#### Task instructions
Continue the jewel-tone decorating text from where it stops, before the rows that come after it.

#### Supplied text
• • • • •
The secret is mixing in plenty of white as a contrast. The floors are black and white checkered, and the walls are white while the fireplace is black. It balances everything out.

I do think that in this case, though, one jewel tone is enough. Adding any more could result in visual confusion.


I think that jewel tone bridesmaid dresses are gorgeous! I have a friend who had each bridesmaid dress up in a different jewel tone for her wedding, and the effect was stunning.

Then, there are people who stick to two jewel tones. I attended a wedding where the bridesmaids were dressed in either turquoise or sapphire dresses. The design was identical, but the color differed.


The emerald and ruby jewel tone color scheme is very popular around Christmas time. There are certain hues of red and green that you see everywhere, from wrapping paper to sweaters.

I think that everyone usually has these jewel tones in mind when selecting holiday colored items. You really don't see a whole lot of brick red and olive green decorations or dresses.

Also, this is the time to wear your emerald and ruby jewelry. They will go very nicely with your holiday clothing. Even if you decide to wear a black or white dress instead, you can still include Christmas jewel tones by wearing emerald and ruby jewelry.


I think that the upholstery of a jewel tone bedroom looks great when paired with dark wood. My friend has an amethyst purple bedroom, and the bed frame and chairs are all a dark brown. They really complement each other.
• • • • •
#### Data section
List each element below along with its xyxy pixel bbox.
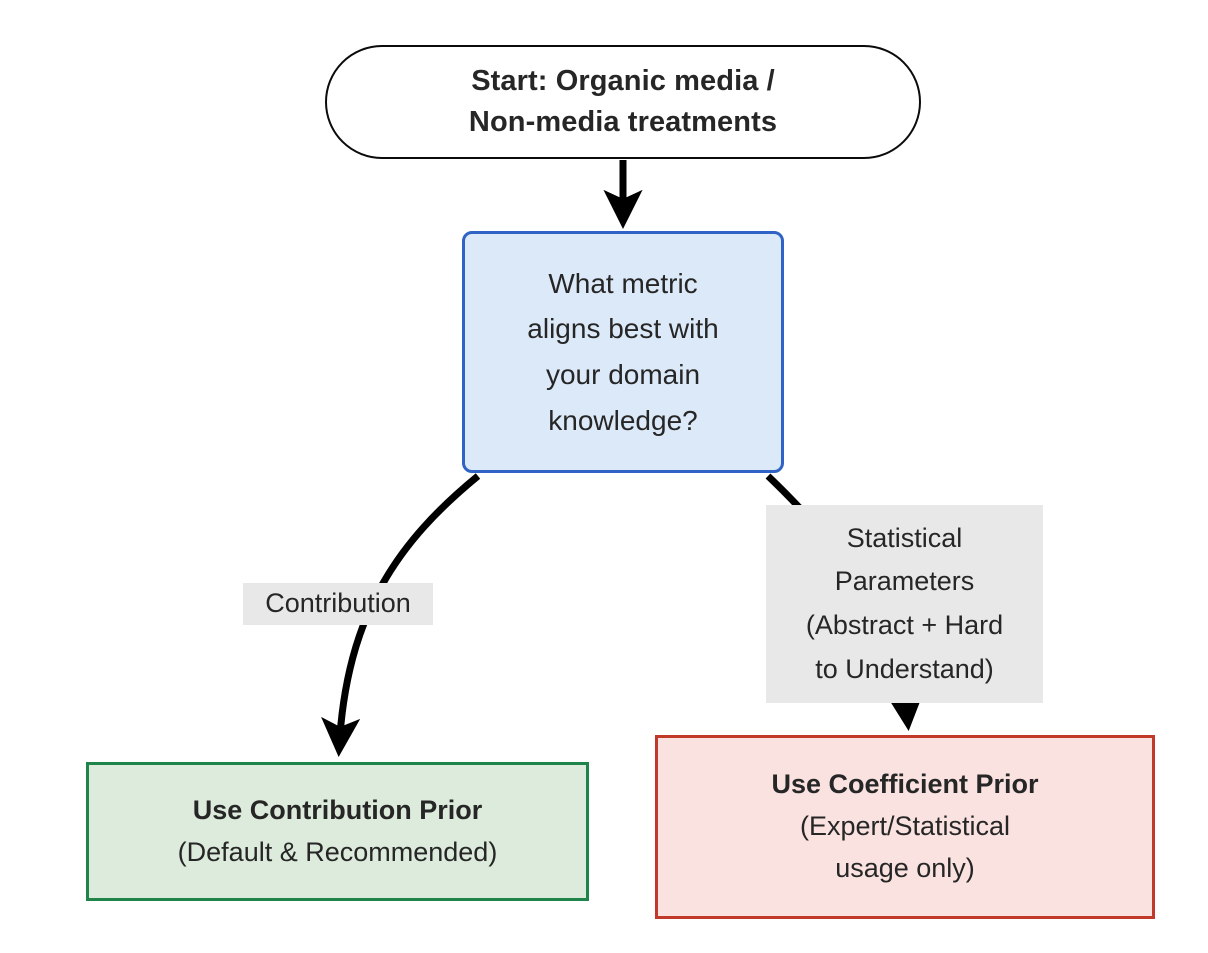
- start-node[interactable]: Start: Organic media / Non-media treatme…: [325, 45, 921, 159]
- outcome-coefficient-line-3: usage only): [835, 848, 975, 890]
- outcome-contribution-node[interactable]: Use Contribution Prior (Default & Recomm…: [86, 762, 589, 901]
- outcome-coefficient-node[interactable]: Use Coefficient Prior (Expert/Statistica…: [655, 735, 1155, 919]
- flowchart-canvas: Start: Organic media / Non-media treatme…: [0, 0, 1208, 953]
- outcome-coefficient-line-2: (Expert/Statistical: [800, 806, 1010, 848]
- decision-node-line-1: What metric: [548, 261, 697, 307]
- edge-label-statistical-line-3: (Abstract + Hard: [806, 604, 1003, 648]
- edge-label-statistical-line-2: Parameters: [835, 560, 975, 604]
- outcome-contribution-line-2: (Default & Recommended): [178, 832, 498, 874]
- outcome-coefficient-line-1: Use Coefficient Prior: [771, 764, 1038, 806]
- decision-node-line-3: your domain: [546, 352, 700, 398]
- start-node-line-1: Start: Organic media /: [471, 61, 775, 102]
- edge-label-statistical-parameters: Statistical Parameters (Abstract + Hard …: [766, 505, 1043, 703]
- edge-label-statistical-line-1: Statistical: [847, 517, 963, 561]
- decision-node-line-4: knowledge?: [548, 398, 697, 444]
- decision-node[interactable]: What metric aligns best with your domain…: [462, 231, 784, 473]
- edge-label-statistical-line-4: to Understand): [815, 648, 994, 692]
- decision-node-line-2: aligns best with: [527, 306, 718, 352]
- start-node-line-2: Non-media treatments: [469, 102, 777, 143]
- edge-label-contribution-text: Contribution: [265, 582, 411, 626]
- edge-label-contribution: Contribution: [243, 583, 433, 625]
- outcome-contribution-line-1: Use Contribution Prior: [193, 790, 483, 832]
• • • • •
#### Exercise answer
A rich, plush amethyst comforter, a thick purple rug, and deep purple curtains make the room seem royal and relaxing. I think that black wood would not look good with this, so I'm glad she has the dark brown frames instead.


i believe jewel tones look good on all human beings including dark, white, well any race for that matter. just find that color that fits your complexion.


@watson42, so right. I like all jewel tones except green, but don't forget turquoise, my favorite.


Many people do look good in jewel tones, although it's usually recommended to limit to one or at most two jewel tones in one outfit. They especially look good if you pair one jewel tone with black or white, or in casual wear with jeans, either dark or light. I personally like to stick to blue or purple jewel tones, because I have blue eyes, while a friend of mine with green eyes loves to wear jewel greens or reds.


Brunettes and brownettes usually look great in jewel tones. Redheads are spectacular in emerald green.